### GOAL
Locate every line in the records below that contains the string "waveform", and copy each one. Matching is case-sensitive.

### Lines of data

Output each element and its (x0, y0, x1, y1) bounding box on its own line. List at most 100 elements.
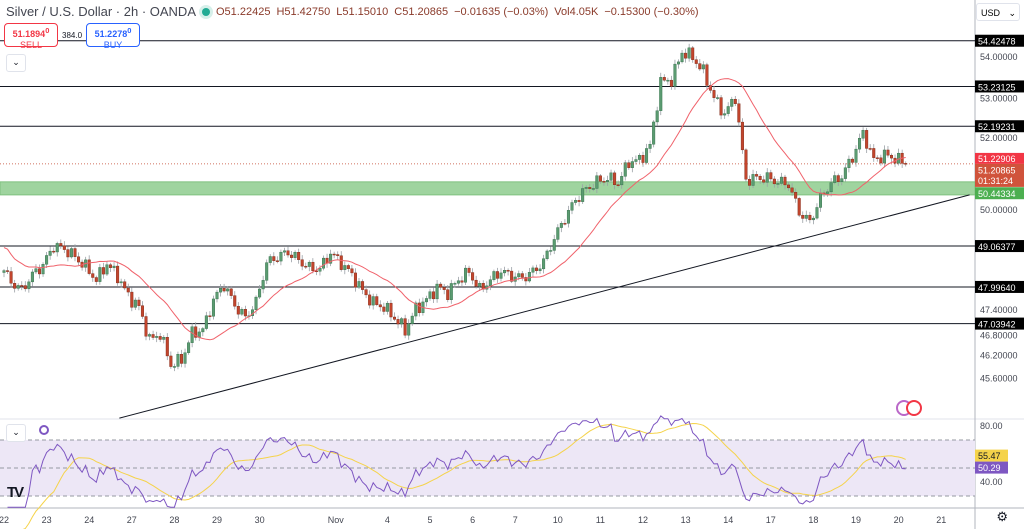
candle-down (886, 149, 890, 156)
candle-down (662, 77, 666, 81)
sell-button[interactable]: 51.18940 SELL (4, 23, 58, 50)
candle-up (112, 265, 116, 268)
x-tick-label: 18 (808, 515, 818, 525)
tradingview-logo: TV (7, 484, 24, 501)
candle-up (517, 273, 521, 278)
last-price-label: 51.20865 (978, 165, 1016, 175)
candle-up (581, 188, 585, 202)
candle-up (69, 248, 73, 258)
spread: 384.0 (62, 30, 83, 40)
candle-down (243, 309, 247, 317)
x-tick-label: 20 (894, 515, 904, 525)
candle-down (304, 265, 308, 268)
x-tick-label: 14 (723, 515, 733, 525)
candle-down (588, 187, 592, 189)
candle-down (23, 285, 27, 290)
candle-down (460, 280, 464, 283)
symbol-title[interactable]: Silver / U.S. Dollar · 2h · OANDA (6, 4, 196, 19)
ask-label-bg (975, 152, 1024, 164)
candle-down (59, 243, 63, 246)
candle-up (634, 159, 638, 162)
candle-down (101, 267, 105, 275)
ohlc-low: L51.15010 (336, 5, 389, 18)
candle-up (687, 47, 691, 59)
level-label: 53.23125 (978, 82, 1016, 92)
candle-up (716, 97, 720, 99)
candle-down (20, 285, 24, 287)
y-tick-label: 45.60000 (980, 374, 1018, 384)
candle-up (371, 296, 375, 306)
candle-down (66, 249, 70, 258)
candle-up (183, 352, 187, 364)
chevron-down-icon: ⌄ (1008, 8, 1016, 18)
candle-up (254, 296, 258, 310)
candle-up (34, 268, 38, 273)
candle-down (6, 270, 10, 272)
level-label-bg (975, 240, 1024, 253)
candle-down (140, 305, 144, 317)
candle-up (847, 158, 851, 168)
x-tick-label: 4 (385, 515, 390, 525)
candle-up (343, 265, 347, 270)
buy-button[interactable]: 51.22780 BUY (86, 23, 141, 50)
candle-down (382, 306, 386, 312)
candles (2, 43, 908, 372)
rsi-collapse-button[interactable]: ⌄ (6, 424, 26, 442)
candle-down (94, 277, 98, 282)
candle-up (435, 283, 439, 300)
chevron-down-icon: ⌄ (12, 427, 20, 437)
trade-panel: 51.18940 SELL 384.0 51.22780 BUY (4, 23, 141, 50)
gear-icon[interactable]: ⚙ (996, 509, 1008, 524)
zone-label-bg (975, 187, 1024, 200)
candle-down (137, 299, 141, 306)
candle-down (339, 255, 343, 270)
candle-down (875, 157, 879, 159)
candle-up (574, 200, 578, 203)
y-tick-label: 54.00000 (980, 52, 1018, 62)
candle-down (772, 178, 776, 185)
candle-down (865, 130, 869, 149)
candle-up (98, 267, 102, 282)
candle-up (162, 337, 166, 340)
candle-up (833, 175, 837, 183)
candle-down (808, 214, 812, 221)
sell-label: SELL (19, 40, 43, 50)
candle-down (563, 223, 567, 225)
candle-up (556, 227, 560, 240)
candle-down (616, 184, 620, 186)
moving-average-line (3, 78, 906, 341)
trendline (119, 194, 970, 419)
collapse-button[interactable]: ⌄ (6, 54, 26, 72)
candle-up (48, 250, 52, 256)
candle-up (815, 207, 819, 219)
volume-change: −0.15300 (−0.30%) (604, 5, 699, 18)
candle-down (38, 268, 42, 275)
candle-down (73, 248, 77, 257)
rsi-ma-value: 55.47 (978, 451, 1001, 461)
loading-circle-icon[interactable] (39, 425, 49, 435)
candle-up (538, 268, 542, 271)
candle-down (311, 261, 315, 272)
candle-down (151, 334, 155, 338)
candle-down (442, 287, 446, 290)
candle-down (691, 47, 695, 60)
candle-down (474, 279, 478, 287)
candle-up (776, 183, 780, 185)
level-label: 49.06377 (978, 242, 1016, 252)
candle-up (155, 336, 159, 338)
candle-up (30, 271, 34, 283)
candle-up (201, 328, 205, 333)
candle-up (723, 113, 727, 116)
candle-up (726, 106, 730, 114)
candle-up (779, 176, 783, 184)
candle-up (385, 302, 389, 312)
candle-down (737, 103, 741, 123)
currency-select[interactable]: USD ⌄ (976, 3, 1020, 21)
candle-up (549, 250, 553, 252)
candle-up (811, 217, 815, 221)
candle-up (279, 251, 283, 262)
candle-down (108, 264, 112, 268)
currency-label: USD (981, 8, 1001, 18)
flag-event-icon[interactable] (906, 400, 922, 416)
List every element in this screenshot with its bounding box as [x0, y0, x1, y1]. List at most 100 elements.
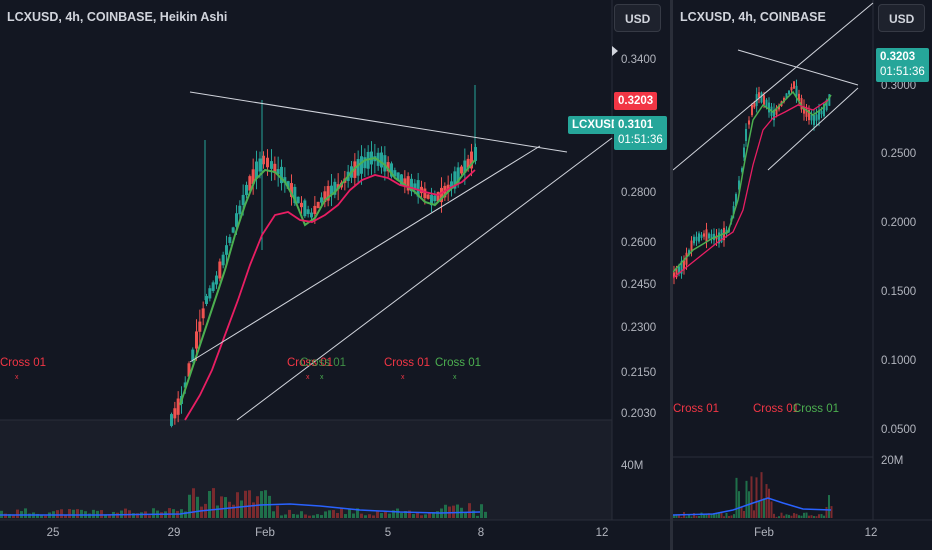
- pane-divider[interactable]: [670, 0, 673, 550]
- candle-body: [266, 157, 269, 168]
- volume-bar: [416, 512, 419, 518]
- volume-bar: [228, 501, 231, 518]
- cross-label: Cross 01: [0, 357, 47, 369]
- volume-bar: [805, 512, 808, 518]
- volume-bar: [28, 513, 31, 518]
- volume-bar: [780, 512, 783, 518]
- volume-bar: [723, 516, 725, 518]
- volume-bar: [80, 509, 83, 518]
- volume-bar: [452, 505, 455, 518]
- candle-body: [205, 296, 208, 304]
- time-tick: 12: [595, 527, 609, 539]
- volume-bar: [308, 515, 311, 518]
- last-price: 0.3101: [618, 119, 654, 131]
- candle-body: [313, 205, 317, 215]
- volume-bar: [240, 500, 243, 518]
- candle-body: [323, 191, 327, 203]
- currency-button[interactable]: USD: [614, 4, 662, 32]
- candle-body: [396, 172, 400, 181]
- candle-body: [815, 114, 818, 121]
- cross-marker: x: [306, 374, 310, 381]
- volume-bar: [216, 505, 219, 518]
- cross-label: Cross 01: [793, 403, 840, 415]
- candle-body: [753, 102, 756, 108]
- candle-body: [380, 152, 383, 168]
- volume-bar: [823, 515, 825, 518]
- volume-bar: [713, 513, 715, 518]
- candle-body: [238, 205, 242, 215]
- volume-bar: [132, 513, 135, 518]
- candle-body: [245, 184, 248, 196]
- volume-bar: [733, 514, 735, 518]
- price-tick: 0.2150: [621, 367, 657, 379]
- volume-bar: [88, 513, 91, 518]
- candle-body: [293, 186, 297, 204]
- candle-body: [276, 169, 280, 175]
- cross-label: Cross 01: [673, 403, 720, 415]
- currency-button[interactable]: USD: [878, 4, 926, 32]
- right-chart-canvas[interactable]: [673, 0, 932, 550]
- cross-marker: x: [320, 374, 324, 381]
- volume-bar: [800, 515, 803, 518]
- volume-bar: [404, 511, 407, 518]
- volume-bar: [738, 491, 740, 518]
- volume-bar: [332, 510, 335, 518]
- left-chart-pane[interactable]: LCXUSD, 4h, COINBASE, Heikin Ashi 0.3400…: [0, 0, 670, 550]
- candle-body: [423, 188, 427, 199]
- volume-bar: [825, 507, 828, 518]
- time-tick: 5: [384, 527, 392, 539]
- volume-bar: [376, 510, 379, 518]
- volume-bar: [4, 513, 7, 518]
- volume-bar: [124, 508, 127, 518]
- candle-body: [300, 202, 303, 208]
- volume-bar: [136, 513, 139, 518]
- volume-bar: [828, 495, 830, 518]
- candle-body: [211, 282, 215, 291]
- candle-body: [215, 275, 218, 285]
- last-price-tag: 0.3101 01:51:36: [614, 116, 667, 150]
- volume-bar: [388, 513, 391, 518]
- volume-bar: [208, 490, 211, 518]
- volume-bar: [224, 497, 227, 518]
- candle-body: [685, 252, 688, 265]
- candle-body: [450, 181, 453, 189]
- candle-body: [683, 260, 685, 270]
- volume-bar: [703, 514, 705, 518]
- price-tick: 0.3400: [621, 54, 657, 66]
- right-chart-pane[interactable]: LCXUSD, 4h, COINBASE USD 0.3000 0.2500 0…: [673, 0, 932, 550]
- volume-bar: [232, 504, 235, 518]
- candle-body: [715, 235, 718, 240]
- countdown: 01:51:36: [618, 134, 663, 146]
- candle-body: [460, 166, 463, 174]
- volume-bar: [808, 515, 810, 518]
- candle-body: [218, 261, 222, 279]
- candle-body: [390, 163, 393, 177]
- volume-bar: [730, 515, 733, 518]
- candle-body: [785, 93, 788, 100]
- volume-bar: [44, 515, 47, 518]
- volume-bar: [288, 509, 291, 518]
- volume-bar: [100, 510, 103, 518]
- right-chart-title: LCXUSD, 4h, COINBASE: [680, 10, 826, 24]
- last-price: 0.3203: [880, 51, 916, 63]
- candle-body: [705, 229, 708, 242]
- volume-bar: [36, 513, 39, 518]
- candle-body: [225, 245, 228, 255]
- volume-bar: [348, 509, 351, 518]
- candle-body: [436, 191, 440, 202]
- volume-bar: [256, 496, 259, 518]
- volume-bar: [192, 488, 195, 518]
- volume-bar: [284, 514, 287, 518]
- volume-bar: [675, 514, 678, 518]
- volume-bar: [725, 512, 728, 518]
- candle-body: [251, 169, 255, 185]
- left-chart-canvas[interactable]: [0, 0, 670, 550]
- candle-body: [710, 234, 713, 239]
- volume-bar: [688, 514, 690, 518]
- cross-marker: x: [15, 374, 19, 381]
- volume-bar: [813, 516, 815, 518]
- volume-bar: [798, 515, 800, 518]
- volume-bar: [815, 516, 818, 518]
- candle-body: [320, 197, 323, 203]
- trendline: [189, 145, 541, 363]
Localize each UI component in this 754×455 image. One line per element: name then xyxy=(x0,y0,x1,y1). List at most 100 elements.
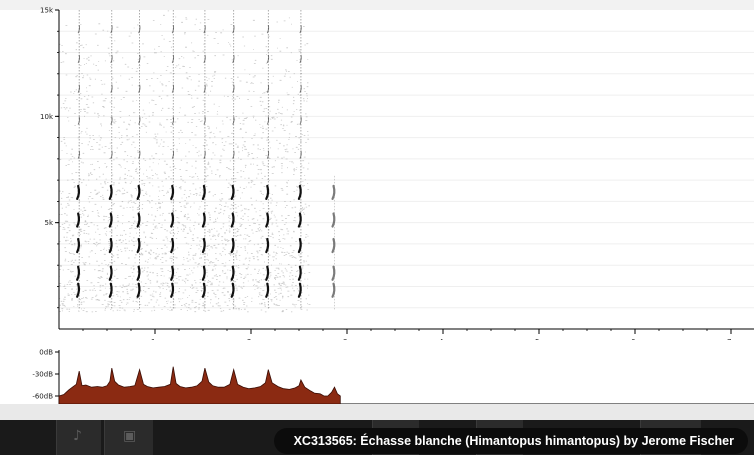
db-tick-label: 0dB xyxy=(39,349,53,357)
x-tick-label: 1s xyxy=(151,338,159,340)
call-band xyxy=(136,282,141,298)
call-band xyxy=(331,237,336,254)
call-band xyxy=(170,282,175,298)
call-harmonic xyxy=(232,54,235,64)
call-harmonic xyxy=(232,150,235,159)
call-harmonic xyxy=(203,116,206,125)
call-harmonic xyxy=(203,84,206,93)
call-band xyxy=(265,265,270,281)
call-harmonic xyxy=(232,116,235,125)
call-band xyxy=(76,184,81,200)
recording-caption[interactable]: XC313565: Échasse blanche (Himantopus hi… xyxy=(273,428,748,454)
call-band xyxy=(76,282,81,298)
call-band xyxy=(297,265,302,281)
call-band xyxy=(331,184,336,200)
call-streak xyxy=(201,10,206,310)
call-band xyxy=(108,265,113,281)
call-harmonic xyxy=(110,116,113,125)
call-streak xyxy=(108,10,113,310)
call-streak xyxy=(136,10,141,310)
call-harmonic xyxy=(232,25,235,34)
call-harmonic xyxy=(171,116,175,125)
call-band xyxy=(297,237,302,254)
call-harmonic xyxy=(203,150,206,159)
call-band xyxy=(136,184,141,200)
call-band xyxy=(230,212,235,228)
call-harmonic xyxy=(266,25,270,34)
call-band xyxy=(136,237,141,254)
call-harmonic xyxy=(266,54,270,64)
thumbnail-1[interactable]: ♪ xyxy=(56,420,101,455)
y-tick-label: 5k xyxy=(44,219,53,227)
call-band xyxy=(201,282,206,298)
call-harmonic xyxy=(77,25,80,34)
call-band xyxy=(201,265,206,281)
x-tick-label: 6s xyxy=(631,338,639,340)
timeline-band xyxy=(0,404,754,420)
call-harmonic xyxy=(266,84,270,93)
call-harmonic xyxy=(299,25,302,34)
waveform-area xyxy=(58,366,341,405)
call-harmonic xyxy=(266,116,270,125)
call-harmonic xyxy=(203,25,206,34)
call-streak xyxy=(76,10,81,310)
call-harmonic xyxy=(232,84,235,93)
call-band xyxy=(201,184,206,200)
call-band xyxy=(76,237,81,254)
call-band xyxy=(265,212,270,228)
call-band xyxy=(265,184,270,200)
db-tick-label: -30dB xyxy=(32,371,53,379)
call-harmonic xyxy=(171,150,175,159)
call-band xyxy=(108,282,113,298)
call-streak xyxy=(331,175,336,310)
call-harmonic xyxy=(77,116,80,125)
call-band xyxy=(170,265,175,281)
oscillogram-waveform xyxy=(58,366,341,405)
call-harmonic xyxy=(171,25,175,34)
spectrogram-noise xyxy=(59,10,311,313)
call-harmonic xyxy=(77,84,80,93)
call-band xyxy=(108,212,113,228)
call-band xyxy=(201,212,206,228)
call-streak xyxy=(230,10,235,310)
y-tick-label: 15k xyxy=(40,7,54,15)
call-band xyxy=(331,265,336,281)
bird-icon: ♪ xyxy=(73,428,82,444)
call-harmonic xyxy=(266,150,270,159)
call-band xyxy=(230,282,235,298)
call-band xyxy=(331,282,336,298)
call-harmonic xyxy=(110,25,113,34)
call-band xyxy=(76,212,81,228)
call-band xyxy=(265,237,270,254)
call-harmonic xyxy=(138,116,141,125)
y-tick-label: 10k xyxy=(40,113,54,121)
call-harmonic xyxy=(138,54,141,64)
call-harmonic xyxy=(138,84,141,93)
call-harmonic xyxy=(110,54,113,64)
call-band xyxy=(108,184,113,200)
recording-caption-text: XC313565: Échasse blanche (Himantopus hi… xyxy=(293,434,734,448)
call-band xyxy=(230,184,235,200)
call-band xyxy=(265,282,270,298)
oscillogram[interactable]: 0dB -30dB -60dB xyxy=(0,340,754,408)
spectrogram-image xyxy=(59,10,336,313)
call-band xyxy=(297,184,302,200)
call-band xyxy=(331,212,336,228)
top-strip xyxy=(0,0,754,10)
x-tick-label: 3s xyxy=(343,338,351,340)
call-harmonic xyxy=(299,116,302,125)
call-streak xyxy=(265,10,270,310)
call-band xyxy=(170,237,175,254)
call-harmonic xyxy=(171,84,175,93)
spectrogram-grid xyxy=(59,30,754,309)
call-harmonic xyxy=(77,150,80,159)
call-band xyxy=(297,282,302,298)
call-harmonic xyxy=(138,25,141,34)
x-tick-label: 7s xyxy=(727,338,735,340)
spectrogram[interactable]: 5k 10k 15k 1s 2s 3s 4s 5s 6s 7s xyxy=(0,0,754,340)
call-harmonic xyxy=(299,150,302,159)
thumbnail-2[interactable]: ▣ xyxy=(104,420,153,455)
x-tick-label: 2s xyxy=(247,338,255,340)
call-band xyxy=(108,237,113,254)
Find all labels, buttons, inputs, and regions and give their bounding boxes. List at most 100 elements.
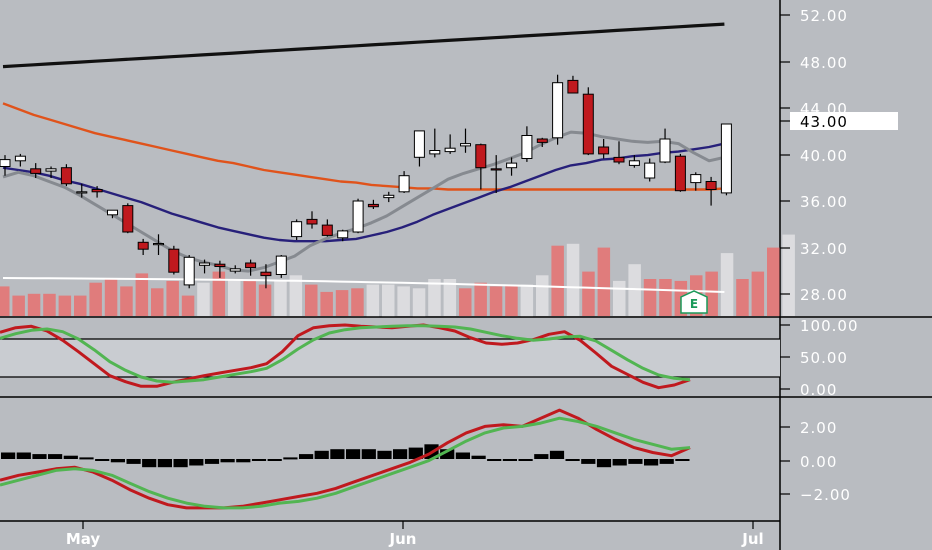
last-price-tag: 43.00 — [780, 112, 898, 131]
candle-body — [91, 189, 103, 193]
macd-histogram-bar — [440, 449, 455, 459]
candle-body — [613, 156, 625, 163]
oscillator-axis-tick-label: 0.00 — [800, 381, 837, 399]
time-axis-label-jun: Jun — [389, 530, 417, 548]
candle-body — [321, 224, 333, 236]
volume-bar — [135, 273, 149, 316]
price-axis-tick-label: 48.00 — [800, 54, 848, 72]
price-axis-tick-label: 28.00 — [800, 286, 848, 304]
volume-bar — [582, 271, 595, 316]
macd-histogram-bar — [110, 459, 125, 463]
candle-body — [475, 144, 487, 169]
time-axis: May Jun Jul — [66, 521, 764, 548]
macd-histogram-bar — [675, 459, 690, 461]
macd-histogram-bar — [549, 450, 565, 459]
candle-body — [628, 160, 640, 166]
candle-body — [45, 168, 57, 172]
volume-bar — [382, 284, 395, 317]
oscillator-slow-line — [0, 324, 691, 384]
macd-histogram-bar — [299, 454, 314, 459]
candle-body — [690, 174, 702, 184]
candle-body — [137, 241, 149, 250]
candle-body — [122, 205, 134, 233]
macd-histogram-bar — [455, 452, 470, 459]
volume-bar — [0, 286, 10, 316]
volume-bar — [58, 295, 72, 316]
volume-bar — [643, 279, 657, 316]
macd-histogram-bar — [220, 459, 235, 463]
macd-histogram-bar — [659, 459, 674, 464]
volume-bar — [474, 282, 487, 316]
macd-histogram-bar — [596, 459, 612, 468]
volume-bar — [228, 279, 241, 316]
candle-body — [352, 200, 364, 233]
earnings-badge-label: E — [690, 297, 698, 311]
macd-histogram-bar — [518, 459, 533, 461]
macd-histogram-bar — [644, 459, 659, 466]
volume-bar — [505, 284, 518, 317]
volume-bar — [459, 288, 472, 317]
candle-body — [720, 123, 732, 194]
volume-bar — [366, 284, 380, 317]
candle-body — [536, 138, 548, 143]
volume-bar — [443, 279, 457, 316]
macd-axis: 2.00 0.00 −2.00 — [780, 419, 850, 504]
macd-histogram-bar — [79, 457, 94, 460]
candle-body — [168, 248, 180, 273]
macd-histogram-bar — [95, 459, 110, 461]
candle-body — [229, 268, 241, 272]
candle-body — [214, 263, 226, 268]
candle-body — [644, 162, 656, 179]
volume-bar — [74, 295, 87, 316]
candle-body — [0, 159, 11, 168]
volume-average-line — [2, 277, 725, 293]
macd-line — [0, 408, 691, 510]
candle-body — [444, 147, 456, 153]
candle-body — [705, 181, 717, 190]
volume-bar — [613, 280, 626, 316]
candle-body — [398, 175, 410, 193]
price-axis-tick-label: 40.00 — [800, 147, 848, 165]
candle-body — [275, 255, 287, 276]
candle-body — [582, 93, 594, 155]
volume-bar — [736, 279, 749, 316]
candle-body — [306, 218, 318, 225]
volume-bar — [720, 253, 734, 316]
volume-bar — [597, 247, 611, 317]
candle-body — [199, 262, 210, 266]
volume-bar — [566, 243, 580, 316]
time-axis-label-may: May — [66, 530, 101, 548]
candle-body — [260, 271, 272, 277]
moving-average-200-line — [2, 22, 725, 69]
macd-histogram-bar — [1, 452, 16, 459]
volume-bar — [274, 280, 287, 316]
time-axis-label-jul: Jul — [741, 530, 763, 548]
candle-body — [291, 221, 303, 238]
candle-body — [383, 194, 395, 199]
oscillator-lines — [0, 323, 691, 390]
candle-body — [76, 191, 88, 194]
macd-histogram-bar — [361, 449, 376, 459]
candle-body — [490, 168, 502, 171]
earnings-badge[interactable]: E — [680, 290, 708, 314]
macd-histogram-bar — [612, 459, 627, 466]
last-price-box — [790, 112, 898, 130]
candle-body — [14, 155, 26, 162]
candle-body — [367, 203, 379, 208]
volume-bar — [335, 290, 349, 316]
macd-histogram-bar — [377, 450, 392, 459]
macd-histogram-bar — [487, 459, 502, 461]
oscillator-band — [0, 339, 780, 377]
macd-histogram-bar — [63, 455, 78, 459]
candle-body — [30, 168, 42, 174]
volume-bar — [289, 275, 303, 316]
volume-bar — [212, 271, 226, 316]
volume-bar — [428, 279, 441, 316]
candle-body — [153, 243, 164, 246]
macd-histogram-bar — [628, 459, 643, 464]
macd-signal-line — [0, 416, 691, 510]
macd-axis-tick-label: 2.00 — [800, 419, 837, 437]
volume-bar — [659, 279, 672, 316]
candle-body — [460, 143, 471, 147]
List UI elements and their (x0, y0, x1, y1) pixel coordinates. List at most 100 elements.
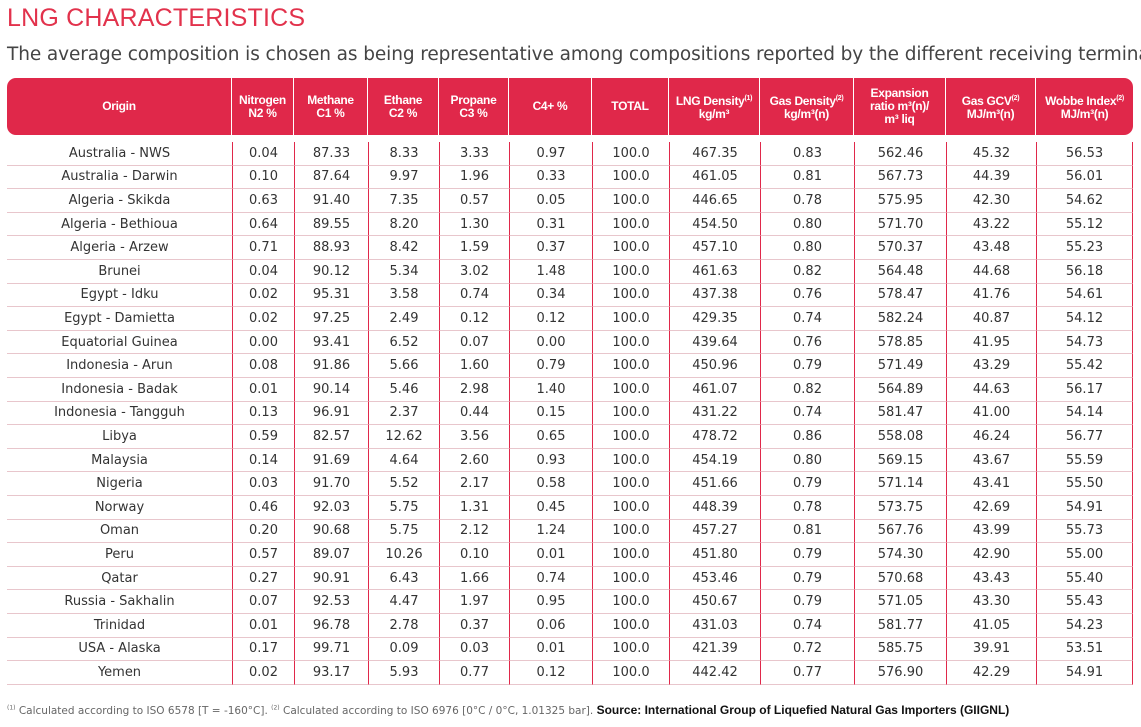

### RIGHT ANSWER
waveform-area xyxy=(58,366,341,405)
oscillogram-waveform xyxy=(58,366,341,405)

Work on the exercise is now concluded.